*Listed records*.
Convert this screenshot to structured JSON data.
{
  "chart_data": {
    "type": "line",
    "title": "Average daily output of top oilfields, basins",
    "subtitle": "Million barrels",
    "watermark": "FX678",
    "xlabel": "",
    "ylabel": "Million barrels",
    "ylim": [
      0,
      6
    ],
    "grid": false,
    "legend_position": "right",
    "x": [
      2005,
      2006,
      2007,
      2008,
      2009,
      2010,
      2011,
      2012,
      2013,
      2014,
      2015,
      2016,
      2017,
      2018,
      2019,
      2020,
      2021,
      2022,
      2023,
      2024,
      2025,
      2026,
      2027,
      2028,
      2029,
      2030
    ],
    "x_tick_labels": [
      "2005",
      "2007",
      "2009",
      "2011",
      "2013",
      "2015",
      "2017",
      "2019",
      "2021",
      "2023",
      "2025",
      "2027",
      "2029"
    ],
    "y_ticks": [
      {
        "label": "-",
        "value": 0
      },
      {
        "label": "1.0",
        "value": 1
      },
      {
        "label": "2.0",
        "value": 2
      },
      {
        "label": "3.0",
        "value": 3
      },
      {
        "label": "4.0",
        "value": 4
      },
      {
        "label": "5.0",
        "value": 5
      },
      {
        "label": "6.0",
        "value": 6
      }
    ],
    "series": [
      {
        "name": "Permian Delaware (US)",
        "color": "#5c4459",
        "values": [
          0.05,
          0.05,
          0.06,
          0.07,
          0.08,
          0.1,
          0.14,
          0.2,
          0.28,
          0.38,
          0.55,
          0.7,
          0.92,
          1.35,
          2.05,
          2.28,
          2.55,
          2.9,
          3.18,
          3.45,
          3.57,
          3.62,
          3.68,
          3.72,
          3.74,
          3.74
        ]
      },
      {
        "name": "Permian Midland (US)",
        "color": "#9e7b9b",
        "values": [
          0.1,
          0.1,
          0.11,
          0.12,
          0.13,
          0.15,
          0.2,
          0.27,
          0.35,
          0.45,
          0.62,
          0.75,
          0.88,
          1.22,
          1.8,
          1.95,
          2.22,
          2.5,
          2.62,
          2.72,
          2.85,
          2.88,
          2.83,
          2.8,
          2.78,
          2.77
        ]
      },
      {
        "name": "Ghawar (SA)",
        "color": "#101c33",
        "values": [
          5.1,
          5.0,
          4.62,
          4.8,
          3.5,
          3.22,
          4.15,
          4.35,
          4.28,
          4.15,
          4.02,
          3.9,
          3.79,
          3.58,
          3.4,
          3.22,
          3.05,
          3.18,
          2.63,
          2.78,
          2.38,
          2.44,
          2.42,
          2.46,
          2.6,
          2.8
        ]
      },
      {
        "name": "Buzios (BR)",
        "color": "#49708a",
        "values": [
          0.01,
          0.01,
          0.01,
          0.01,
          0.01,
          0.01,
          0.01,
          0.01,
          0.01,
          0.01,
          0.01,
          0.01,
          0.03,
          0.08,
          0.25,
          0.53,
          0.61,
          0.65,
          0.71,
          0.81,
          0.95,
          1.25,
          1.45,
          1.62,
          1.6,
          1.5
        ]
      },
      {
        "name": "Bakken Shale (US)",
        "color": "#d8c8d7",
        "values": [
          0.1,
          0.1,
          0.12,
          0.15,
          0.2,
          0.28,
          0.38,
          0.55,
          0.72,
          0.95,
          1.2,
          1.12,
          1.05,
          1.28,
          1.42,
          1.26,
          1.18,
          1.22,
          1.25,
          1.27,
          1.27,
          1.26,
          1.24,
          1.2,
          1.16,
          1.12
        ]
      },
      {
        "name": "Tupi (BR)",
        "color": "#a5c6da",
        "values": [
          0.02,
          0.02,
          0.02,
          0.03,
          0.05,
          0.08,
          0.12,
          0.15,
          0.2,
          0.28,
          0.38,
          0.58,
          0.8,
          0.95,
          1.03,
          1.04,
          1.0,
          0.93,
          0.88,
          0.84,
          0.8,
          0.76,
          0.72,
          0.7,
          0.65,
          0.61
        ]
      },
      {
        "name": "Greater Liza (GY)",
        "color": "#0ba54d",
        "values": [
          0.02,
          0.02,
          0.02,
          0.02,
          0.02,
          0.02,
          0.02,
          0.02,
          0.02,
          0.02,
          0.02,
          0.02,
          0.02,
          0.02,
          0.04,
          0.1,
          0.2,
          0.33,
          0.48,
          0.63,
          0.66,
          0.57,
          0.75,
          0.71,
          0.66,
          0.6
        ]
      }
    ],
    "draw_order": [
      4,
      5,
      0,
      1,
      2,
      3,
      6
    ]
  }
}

*Exercise goal*.
Scan the listing above. Gather each line that contains the word "name".

*Output of the exercise*.
        "name": "Permian Delaware (US)",
        "name": "Permian Midland (US)",
        "name": "Ghawar (SA)",
        "name": "Buzios (BR)",
        "name": "Bakken Shale (US)",
        "name": "Tupi (BR)",
        "name": "Greater Liza (GY)",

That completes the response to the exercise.